What the task asks => What lines of the data include the string "none"? Copy them all.

Data shown =>

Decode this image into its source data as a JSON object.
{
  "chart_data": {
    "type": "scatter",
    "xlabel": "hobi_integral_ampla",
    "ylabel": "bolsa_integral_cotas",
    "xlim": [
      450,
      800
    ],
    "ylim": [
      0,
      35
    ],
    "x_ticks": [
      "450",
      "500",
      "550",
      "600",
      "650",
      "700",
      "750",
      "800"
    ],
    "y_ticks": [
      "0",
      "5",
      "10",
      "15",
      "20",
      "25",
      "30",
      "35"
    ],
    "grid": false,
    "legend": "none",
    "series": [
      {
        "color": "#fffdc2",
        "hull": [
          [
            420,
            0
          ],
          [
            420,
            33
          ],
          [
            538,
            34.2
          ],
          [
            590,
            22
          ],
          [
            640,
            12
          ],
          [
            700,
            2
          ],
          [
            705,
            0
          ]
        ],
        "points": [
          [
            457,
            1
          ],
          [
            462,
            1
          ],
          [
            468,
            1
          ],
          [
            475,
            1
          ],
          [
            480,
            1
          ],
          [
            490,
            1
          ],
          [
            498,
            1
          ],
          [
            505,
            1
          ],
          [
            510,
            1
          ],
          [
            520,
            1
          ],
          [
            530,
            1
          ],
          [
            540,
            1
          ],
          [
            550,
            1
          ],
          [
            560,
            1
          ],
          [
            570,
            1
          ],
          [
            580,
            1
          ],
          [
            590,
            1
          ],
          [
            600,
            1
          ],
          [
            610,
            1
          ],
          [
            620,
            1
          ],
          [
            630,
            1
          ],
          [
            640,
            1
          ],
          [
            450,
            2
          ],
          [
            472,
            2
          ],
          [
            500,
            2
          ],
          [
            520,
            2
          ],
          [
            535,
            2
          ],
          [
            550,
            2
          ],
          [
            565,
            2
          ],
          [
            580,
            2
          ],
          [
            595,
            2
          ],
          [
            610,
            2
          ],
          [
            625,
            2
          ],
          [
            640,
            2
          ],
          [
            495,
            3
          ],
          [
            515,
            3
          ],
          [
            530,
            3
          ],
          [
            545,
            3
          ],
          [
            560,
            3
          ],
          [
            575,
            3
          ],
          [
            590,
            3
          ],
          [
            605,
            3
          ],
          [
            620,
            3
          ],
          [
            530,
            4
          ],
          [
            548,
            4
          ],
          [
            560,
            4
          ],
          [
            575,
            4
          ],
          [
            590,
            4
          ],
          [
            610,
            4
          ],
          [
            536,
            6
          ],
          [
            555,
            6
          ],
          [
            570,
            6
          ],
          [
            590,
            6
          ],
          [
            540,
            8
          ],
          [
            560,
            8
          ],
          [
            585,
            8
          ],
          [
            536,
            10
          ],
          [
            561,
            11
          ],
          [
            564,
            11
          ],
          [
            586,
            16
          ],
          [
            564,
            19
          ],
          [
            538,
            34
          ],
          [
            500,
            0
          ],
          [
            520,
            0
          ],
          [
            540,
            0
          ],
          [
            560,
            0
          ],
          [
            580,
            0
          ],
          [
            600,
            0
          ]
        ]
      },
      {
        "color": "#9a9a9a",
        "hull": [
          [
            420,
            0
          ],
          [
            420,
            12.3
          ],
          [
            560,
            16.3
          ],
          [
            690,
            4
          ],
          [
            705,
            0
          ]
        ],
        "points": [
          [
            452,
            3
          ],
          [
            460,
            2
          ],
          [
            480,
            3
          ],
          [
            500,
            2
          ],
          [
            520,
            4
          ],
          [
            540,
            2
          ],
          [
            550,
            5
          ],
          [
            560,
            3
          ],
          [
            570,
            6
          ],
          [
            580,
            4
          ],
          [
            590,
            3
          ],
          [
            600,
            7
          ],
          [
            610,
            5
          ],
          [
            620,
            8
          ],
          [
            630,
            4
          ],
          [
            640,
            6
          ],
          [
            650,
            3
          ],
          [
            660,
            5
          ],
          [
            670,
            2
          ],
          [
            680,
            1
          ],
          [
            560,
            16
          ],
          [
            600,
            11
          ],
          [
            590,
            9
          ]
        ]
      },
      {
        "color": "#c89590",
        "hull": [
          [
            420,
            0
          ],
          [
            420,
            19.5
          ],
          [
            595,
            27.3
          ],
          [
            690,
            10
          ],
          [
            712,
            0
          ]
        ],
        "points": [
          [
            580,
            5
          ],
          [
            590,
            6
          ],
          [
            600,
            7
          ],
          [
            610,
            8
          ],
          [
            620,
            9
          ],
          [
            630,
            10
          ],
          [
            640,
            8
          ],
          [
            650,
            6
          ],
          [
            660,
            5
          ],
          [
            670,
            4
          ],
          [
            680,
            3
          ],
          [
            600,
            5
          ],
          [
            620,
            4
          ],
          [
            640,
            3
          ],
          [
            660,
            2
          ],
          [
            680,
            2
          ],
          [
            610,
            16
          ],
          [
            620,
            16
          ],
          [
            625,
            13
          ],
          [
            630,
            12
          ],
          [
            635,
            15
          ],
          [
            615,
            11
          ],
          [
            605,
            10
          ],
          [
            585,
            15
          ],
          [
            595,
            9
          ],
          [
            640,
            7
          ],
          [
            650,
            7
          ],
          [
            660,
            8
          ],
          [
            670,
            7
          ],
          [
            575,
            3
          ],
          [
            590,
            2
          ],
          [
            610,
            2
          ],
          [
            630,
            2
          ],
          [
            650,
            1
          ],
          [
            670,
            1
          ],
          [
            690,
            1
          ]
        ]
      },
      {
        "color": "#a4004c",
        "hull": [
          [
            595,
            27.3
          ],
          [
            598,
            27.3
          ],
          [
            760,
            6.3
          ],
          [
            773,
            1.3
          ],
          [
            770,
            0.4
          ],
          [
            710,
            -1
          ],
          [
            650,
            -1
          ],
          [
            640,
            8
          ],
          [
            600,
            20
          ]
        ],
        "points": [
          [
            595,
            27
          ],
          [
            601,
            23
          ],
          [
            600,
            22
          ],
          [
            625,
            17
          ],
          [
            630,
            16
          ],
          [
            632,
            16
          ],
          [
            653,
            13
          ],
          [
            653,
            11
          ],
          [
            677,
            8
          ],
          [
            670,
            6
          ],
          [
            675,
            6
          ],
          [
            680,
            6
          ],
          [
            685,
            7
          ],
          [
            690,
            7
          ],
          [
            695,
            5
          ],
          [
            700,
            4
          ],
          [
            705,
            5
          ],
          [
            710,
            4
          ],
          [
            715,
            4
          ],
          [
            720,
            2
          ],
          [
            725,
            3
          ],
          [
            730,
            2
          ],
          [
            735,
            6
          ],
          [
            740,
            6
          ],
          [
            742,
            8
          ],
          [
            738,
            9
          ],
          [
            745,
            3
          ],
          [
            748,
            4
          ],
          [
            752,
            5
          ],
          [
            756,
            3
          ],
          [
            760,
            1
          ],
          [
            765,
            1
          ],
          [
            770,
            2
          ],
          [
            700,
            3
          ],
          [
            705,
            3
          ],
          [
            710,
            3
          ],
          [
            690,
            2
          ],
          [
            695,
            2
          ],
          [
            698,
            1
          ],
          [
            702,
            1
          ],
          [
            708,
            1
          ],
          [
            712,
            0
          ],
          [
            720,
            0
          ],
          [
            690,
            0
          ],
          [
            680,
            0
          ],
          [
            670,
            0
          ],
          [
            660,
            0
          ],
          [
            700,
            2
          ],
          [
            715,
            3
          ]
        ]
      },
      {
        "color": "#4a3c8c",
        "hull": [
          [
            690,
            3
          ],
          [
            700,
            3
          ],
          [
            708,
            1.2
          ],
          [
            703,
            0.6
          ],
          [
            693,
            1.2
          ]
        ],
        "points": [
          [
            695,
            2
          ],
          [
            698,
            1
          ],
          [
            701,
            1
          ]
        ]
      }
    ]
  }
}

* * *

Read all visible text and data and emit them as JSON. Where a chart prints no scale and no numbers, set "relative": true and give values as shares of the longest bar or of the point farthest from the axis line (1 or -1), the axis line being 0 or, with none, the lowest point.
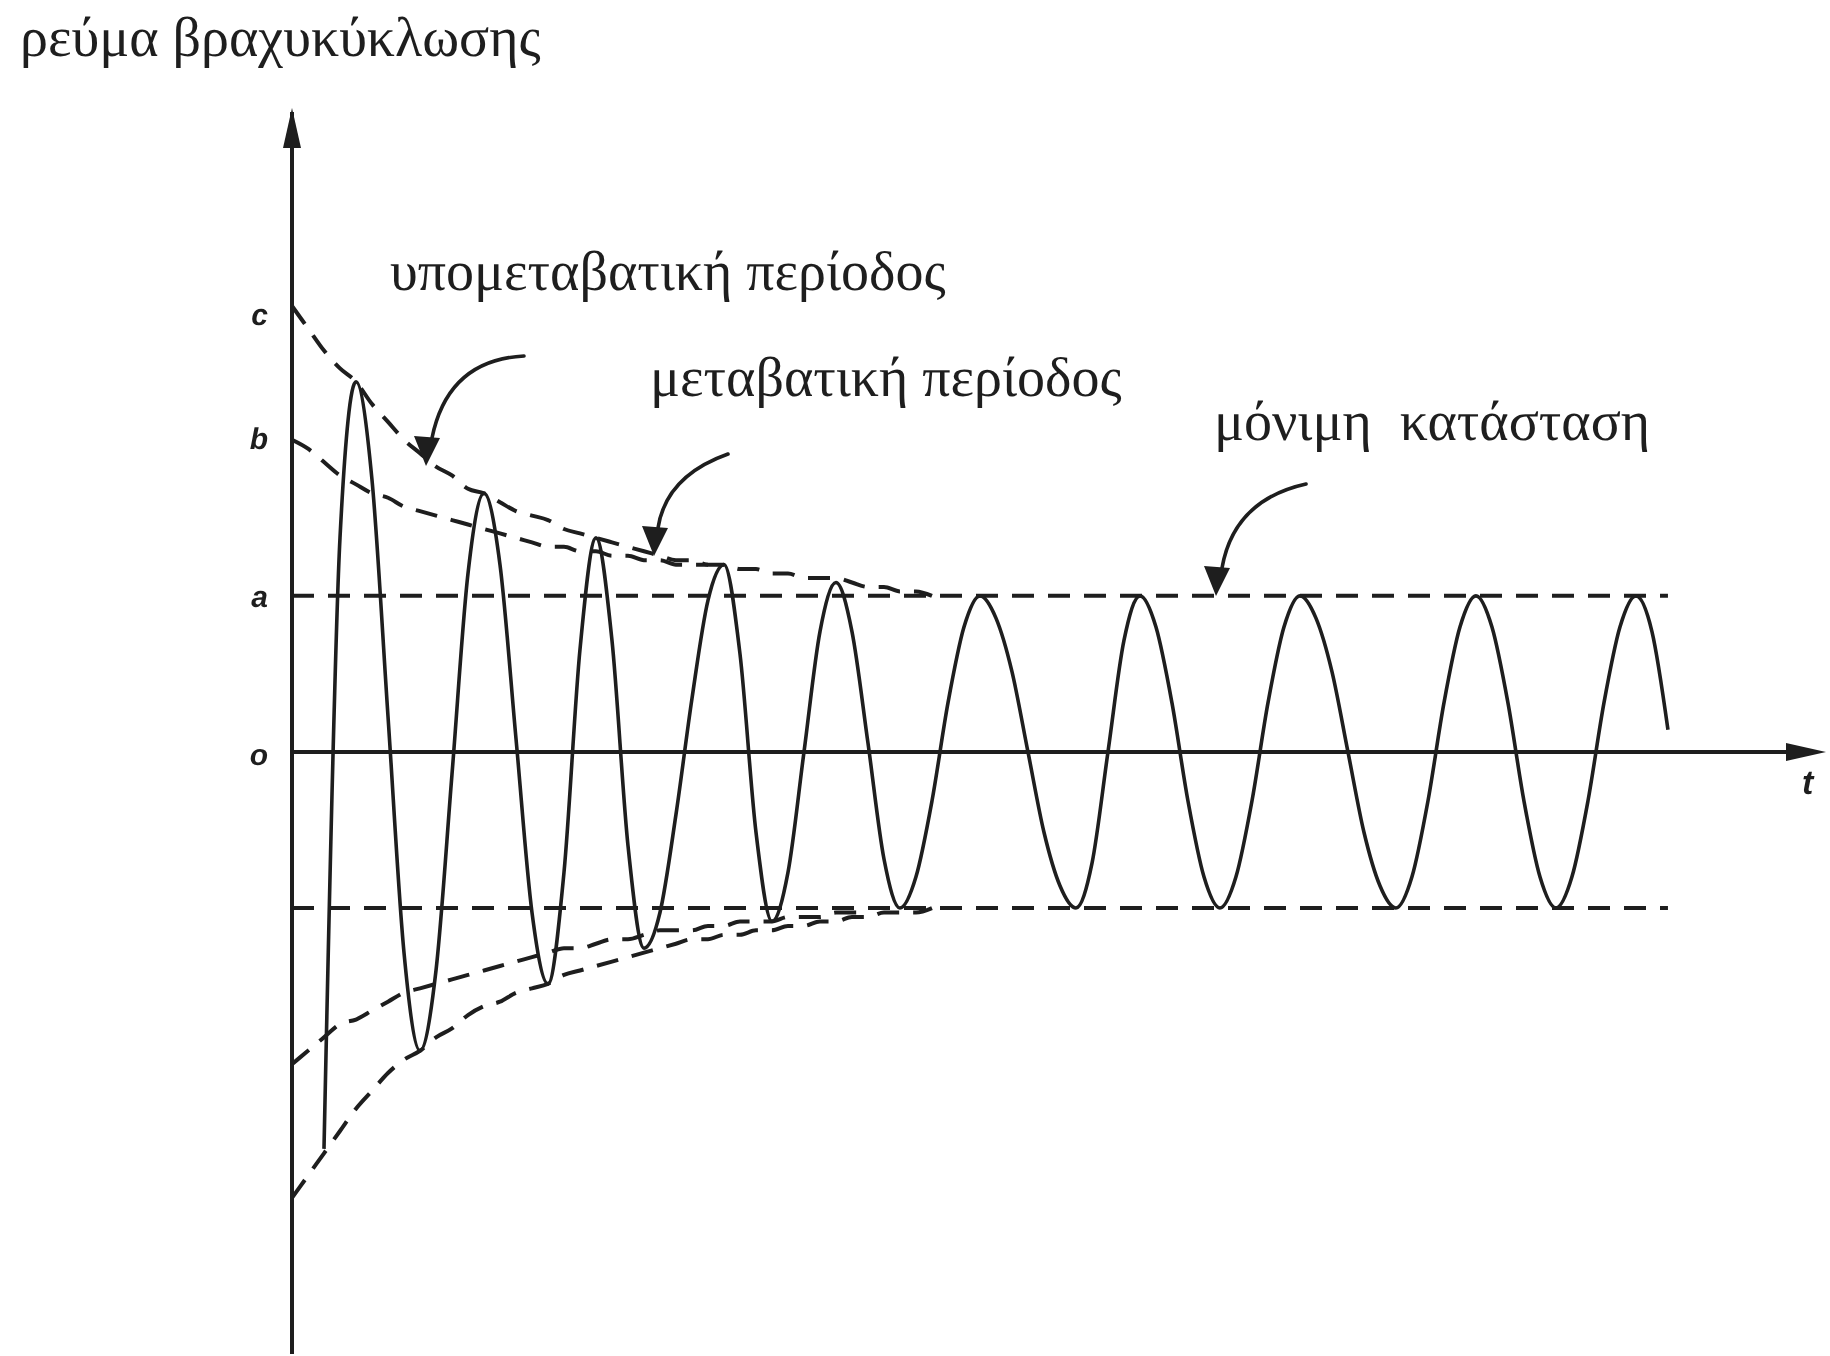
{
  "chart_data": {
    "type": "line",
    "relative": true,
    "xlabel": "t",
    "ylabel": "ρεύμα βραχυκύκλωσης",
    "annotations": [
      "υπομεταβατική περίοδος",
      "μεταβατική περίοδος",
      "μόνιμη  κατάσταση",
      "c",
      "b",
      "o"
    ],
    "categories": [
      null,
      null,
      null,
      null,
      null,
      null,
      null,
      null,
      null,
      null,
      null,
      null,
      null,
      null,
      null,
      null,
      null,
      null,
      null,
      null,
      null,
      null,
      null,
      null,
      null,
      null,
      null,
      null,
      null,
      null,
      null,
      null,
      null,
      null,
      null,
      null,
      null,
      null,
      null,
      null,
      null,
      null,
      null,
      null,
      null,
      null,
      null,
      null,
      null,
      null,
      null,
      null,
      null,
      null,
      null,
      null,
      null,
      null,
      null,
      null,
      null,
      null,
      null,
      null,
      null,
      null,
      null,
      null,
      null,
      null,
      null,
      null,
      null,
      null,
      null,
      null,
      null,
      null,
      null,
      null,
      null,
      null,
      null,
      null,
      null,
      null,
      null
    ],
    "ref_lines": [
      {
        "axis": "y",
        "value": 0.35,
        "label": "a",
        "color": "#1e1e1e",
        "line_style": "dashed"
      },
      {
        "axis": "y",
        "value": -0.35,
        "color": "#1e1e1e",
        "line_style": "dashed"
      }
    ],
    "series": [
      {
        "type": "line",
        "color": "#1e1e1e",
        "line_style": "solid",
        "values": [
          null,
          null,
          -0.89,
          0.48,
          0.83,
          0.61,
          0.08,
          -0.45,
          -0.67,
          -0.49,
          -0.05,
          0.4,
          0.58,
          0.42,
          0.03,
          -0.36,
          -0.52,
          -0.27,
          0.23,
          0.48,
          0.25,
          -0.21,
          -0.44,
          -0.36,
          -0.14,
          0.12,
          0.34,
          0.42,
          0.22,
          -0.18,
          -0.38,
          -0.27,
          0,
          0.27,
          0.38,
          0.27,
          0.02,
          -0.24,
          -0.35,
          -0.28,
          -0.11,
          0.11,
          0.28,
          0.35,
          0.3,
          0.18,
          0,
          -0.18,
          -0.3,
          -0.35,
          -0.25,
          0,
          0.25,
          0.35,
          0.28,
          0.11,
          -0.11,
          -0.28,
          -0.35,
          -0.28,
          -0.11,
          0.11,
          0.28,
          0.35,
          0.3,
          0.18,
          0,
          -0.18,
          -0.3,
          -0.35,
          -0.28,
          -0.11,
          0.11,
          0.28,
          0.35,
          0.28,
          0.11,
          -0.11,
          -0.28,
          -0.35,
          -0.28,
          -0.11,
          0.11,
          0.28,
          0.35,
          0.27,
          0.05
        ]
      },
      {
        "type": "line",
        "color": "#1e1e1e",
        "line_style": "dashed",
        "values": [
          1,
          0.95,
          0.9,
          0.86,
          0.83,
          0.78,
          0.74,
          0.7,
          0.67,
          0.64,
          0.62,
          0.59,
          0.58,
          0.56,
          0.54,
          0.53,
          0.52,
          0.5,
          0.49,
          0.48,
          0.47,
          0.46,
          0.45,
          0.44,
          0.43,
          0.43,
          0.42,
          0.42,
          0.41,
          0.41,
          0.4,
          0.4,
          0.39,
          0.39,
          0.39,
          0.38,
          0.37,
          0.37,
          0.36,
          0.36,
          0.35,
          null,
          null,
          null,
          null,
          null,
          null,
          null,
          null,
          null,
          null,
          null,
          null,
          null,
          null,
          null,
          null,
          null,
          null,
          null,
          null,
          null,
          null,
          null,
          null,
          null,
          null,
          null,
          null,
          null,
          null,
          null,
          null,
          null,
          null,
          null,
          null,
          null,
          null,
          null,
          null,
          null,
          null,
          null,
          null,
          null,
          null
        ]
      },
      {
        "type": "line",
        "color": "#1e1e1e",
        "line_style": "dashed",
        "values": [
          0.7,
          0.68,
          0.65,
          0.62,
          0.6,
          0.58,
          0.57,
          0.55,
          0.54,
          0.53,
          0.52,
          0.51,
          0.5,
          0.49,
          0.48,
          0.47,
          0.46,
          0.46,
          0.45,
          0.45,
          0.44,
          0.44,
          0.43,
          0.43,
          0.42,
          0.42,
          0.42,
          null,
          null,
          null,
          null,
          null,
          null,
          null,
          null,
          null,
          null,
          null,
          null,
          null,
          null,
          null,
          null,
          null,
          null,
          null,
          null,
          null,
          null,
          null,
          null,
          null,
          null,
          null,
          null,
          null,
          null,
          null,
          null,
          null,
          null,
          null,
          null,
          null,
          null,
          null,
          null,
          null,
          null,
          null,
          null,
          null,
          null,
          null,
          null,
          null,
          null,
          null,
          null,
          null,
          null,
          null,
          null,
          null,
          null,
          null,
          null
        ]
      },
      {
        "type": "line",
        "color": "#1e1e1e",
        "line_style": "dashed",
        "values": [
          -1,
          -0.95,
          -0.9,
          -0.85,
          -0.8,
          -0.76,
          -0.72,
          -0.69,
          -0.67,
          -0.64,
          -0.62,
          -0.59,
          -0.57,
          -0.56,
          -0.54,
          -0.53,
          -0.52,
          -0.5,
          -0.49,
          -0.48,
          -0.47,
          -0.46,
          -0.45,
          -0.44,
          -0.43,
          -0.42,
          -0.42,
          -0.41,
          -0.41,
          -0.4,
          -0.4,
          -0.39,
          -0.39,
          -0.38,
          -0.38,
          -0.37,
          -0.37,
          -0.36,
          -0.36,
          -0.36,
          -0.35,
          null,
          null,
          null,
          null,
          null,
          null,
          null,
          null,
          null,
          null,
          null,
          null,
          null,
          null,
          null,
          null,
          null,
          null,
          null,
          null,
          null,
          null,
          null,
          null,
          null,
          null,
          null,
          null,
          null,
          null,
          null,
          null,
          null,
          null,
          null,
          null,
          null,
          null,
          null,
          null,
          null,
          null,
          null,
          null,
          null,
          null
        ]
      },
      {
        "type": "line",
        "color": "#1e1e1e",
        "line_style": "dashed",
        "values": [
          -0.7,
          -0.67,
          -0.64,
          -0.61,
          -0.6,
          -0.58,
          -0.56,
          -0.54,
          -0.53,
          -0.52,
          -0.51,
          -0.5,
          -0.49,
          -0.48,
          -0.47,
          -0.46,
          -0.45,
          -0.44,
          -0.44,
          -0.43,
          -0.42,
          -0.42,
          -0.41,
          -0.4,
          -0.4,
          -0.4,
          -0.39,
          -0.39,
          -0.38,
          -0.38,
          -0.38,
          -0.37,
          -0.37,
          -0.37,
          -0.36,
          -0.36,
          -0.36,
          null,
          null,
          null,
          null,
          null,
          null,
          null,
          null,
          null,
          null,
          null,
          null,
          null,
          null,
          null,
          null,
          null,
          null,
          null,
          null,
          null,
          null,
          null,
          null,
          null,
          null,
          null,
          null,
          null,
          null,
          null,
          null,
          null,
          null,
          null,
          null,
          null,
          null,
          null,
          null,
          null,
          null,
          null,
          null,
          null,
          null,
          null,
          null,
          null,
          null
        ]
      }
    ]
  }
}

Complete response =>
    "legend": "none",
Read all visible text and data and emit them as JSON. Where a chart prints no scale and no numbers, set "relative": true and give values as shares of the longest bar or of the point farthest from the axis line (1 or -1), the axis line being 0 or, with none, the lowest point.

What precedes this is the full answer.